WORK INSTRUCTIONS >>
Find how many lines hold the word "more". Give only the number.

STORED ROWS >>
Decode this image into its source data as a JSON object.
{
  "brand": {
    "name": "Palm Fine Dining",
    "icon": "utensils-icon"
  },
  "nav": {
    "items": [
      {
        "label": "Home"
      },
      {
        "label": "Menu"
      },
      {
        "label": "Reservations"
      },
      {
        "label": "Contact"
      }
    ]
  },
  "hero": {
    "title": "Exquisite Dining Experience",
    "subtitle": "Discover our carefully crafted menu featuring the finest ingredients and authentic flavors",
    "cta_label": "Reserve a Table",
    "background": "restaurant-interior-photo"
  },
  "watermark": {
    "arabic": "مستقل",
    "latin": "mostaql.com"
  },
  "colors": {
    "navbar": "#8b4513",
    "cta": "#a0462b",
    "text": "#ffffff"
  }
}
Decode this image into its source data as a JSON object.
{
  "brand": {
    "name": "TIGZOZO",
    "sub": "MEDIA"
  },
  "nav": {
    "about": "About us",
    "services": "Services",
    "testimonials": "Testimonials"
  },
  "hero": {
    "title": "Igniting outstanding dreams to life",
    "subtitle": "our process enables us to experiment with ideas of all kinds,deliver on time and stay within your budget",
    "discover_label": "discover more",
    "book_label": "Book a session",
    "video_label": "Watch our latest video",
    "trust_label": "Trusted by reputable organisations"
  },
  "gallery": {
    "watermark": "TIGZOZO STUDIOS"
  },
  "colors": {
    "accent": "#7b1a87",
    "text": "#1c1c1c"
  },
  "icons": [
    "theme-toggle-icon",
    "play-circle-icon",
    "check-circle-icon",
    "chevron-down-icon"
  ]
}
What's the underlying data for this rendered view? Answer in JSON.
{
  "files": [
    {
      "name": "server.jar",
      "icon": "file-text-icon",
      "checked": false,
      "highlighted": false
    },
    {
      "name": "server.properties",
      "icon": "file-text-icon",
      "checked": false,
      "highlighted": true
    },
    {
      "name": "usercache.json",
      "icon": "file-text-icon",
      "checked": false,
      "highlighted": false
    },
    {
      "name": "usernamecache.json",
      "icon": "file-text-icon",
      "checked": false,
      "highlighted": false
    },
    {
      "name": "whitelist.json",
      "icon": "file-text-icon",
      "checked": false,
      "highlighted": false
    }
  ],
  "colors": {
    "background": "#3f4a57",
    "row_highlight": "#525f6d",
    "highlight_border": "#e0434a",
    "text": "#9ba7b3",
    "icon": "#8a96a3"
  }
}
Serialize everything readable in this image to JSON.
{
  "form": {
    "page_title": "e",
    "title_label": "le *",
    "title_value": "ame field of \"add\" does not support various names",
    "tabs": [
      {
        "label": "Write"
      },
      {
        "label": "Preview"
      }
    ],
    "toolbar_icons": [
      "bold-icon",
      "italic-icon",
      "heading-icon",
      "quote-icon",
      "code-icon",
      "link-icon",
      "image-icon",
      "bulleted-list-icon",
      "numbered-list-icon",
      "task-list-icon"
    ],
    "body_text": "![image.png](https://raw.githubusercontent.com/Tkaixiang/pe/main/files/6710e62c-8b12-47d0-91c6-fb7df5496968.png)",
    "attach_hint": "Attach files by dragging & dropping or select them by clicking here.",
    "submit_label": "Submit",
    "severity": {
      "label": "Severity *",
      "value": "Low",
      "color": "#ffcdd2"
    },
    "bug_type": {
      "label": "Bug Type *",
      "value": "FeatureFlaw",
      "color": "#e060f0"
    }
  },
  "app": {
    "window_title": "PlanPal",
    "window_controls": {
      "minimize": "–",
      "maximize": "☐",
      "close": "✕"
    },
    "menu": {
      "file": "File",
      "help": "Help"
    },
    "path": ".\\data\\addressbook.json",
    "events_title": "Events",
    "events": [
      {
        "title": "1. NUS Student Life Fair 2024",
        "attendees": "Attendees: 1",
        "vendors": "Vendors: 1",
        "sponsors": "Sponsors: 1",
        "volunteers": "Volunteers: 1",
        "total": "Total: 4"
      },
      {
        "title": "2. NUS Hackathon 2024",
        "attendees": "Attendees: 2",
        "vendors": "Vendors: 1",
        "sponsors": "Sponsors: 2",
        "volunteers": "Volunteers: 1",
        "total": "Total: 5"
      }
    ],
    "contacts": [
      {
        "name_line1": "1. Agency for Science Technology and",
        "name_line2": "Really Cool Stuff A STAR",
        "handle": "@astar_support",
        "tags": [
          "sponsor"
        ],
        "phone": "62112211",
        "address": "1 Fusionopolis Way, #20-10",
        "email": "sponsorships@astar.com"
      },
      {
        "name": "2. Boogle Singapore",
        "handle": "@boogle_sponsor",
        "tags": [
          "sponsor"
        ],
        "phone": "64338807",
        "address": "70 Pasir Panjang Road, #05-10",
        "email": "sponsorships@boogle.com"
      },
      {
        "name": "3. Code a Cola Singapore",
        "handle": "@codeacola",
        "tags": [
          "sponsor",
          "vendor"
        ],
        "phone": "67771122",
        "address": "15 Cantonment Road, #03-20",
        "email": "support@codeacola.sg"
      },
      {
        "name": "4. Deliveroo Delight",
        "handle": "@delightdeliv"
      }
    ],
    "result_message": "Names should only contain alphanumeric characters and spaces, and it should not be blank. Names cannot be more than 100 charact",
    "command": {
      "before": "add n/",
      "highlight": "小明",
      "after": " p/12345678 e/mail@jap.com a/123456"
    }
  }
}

RESULT OF THE EXERCISE >>
2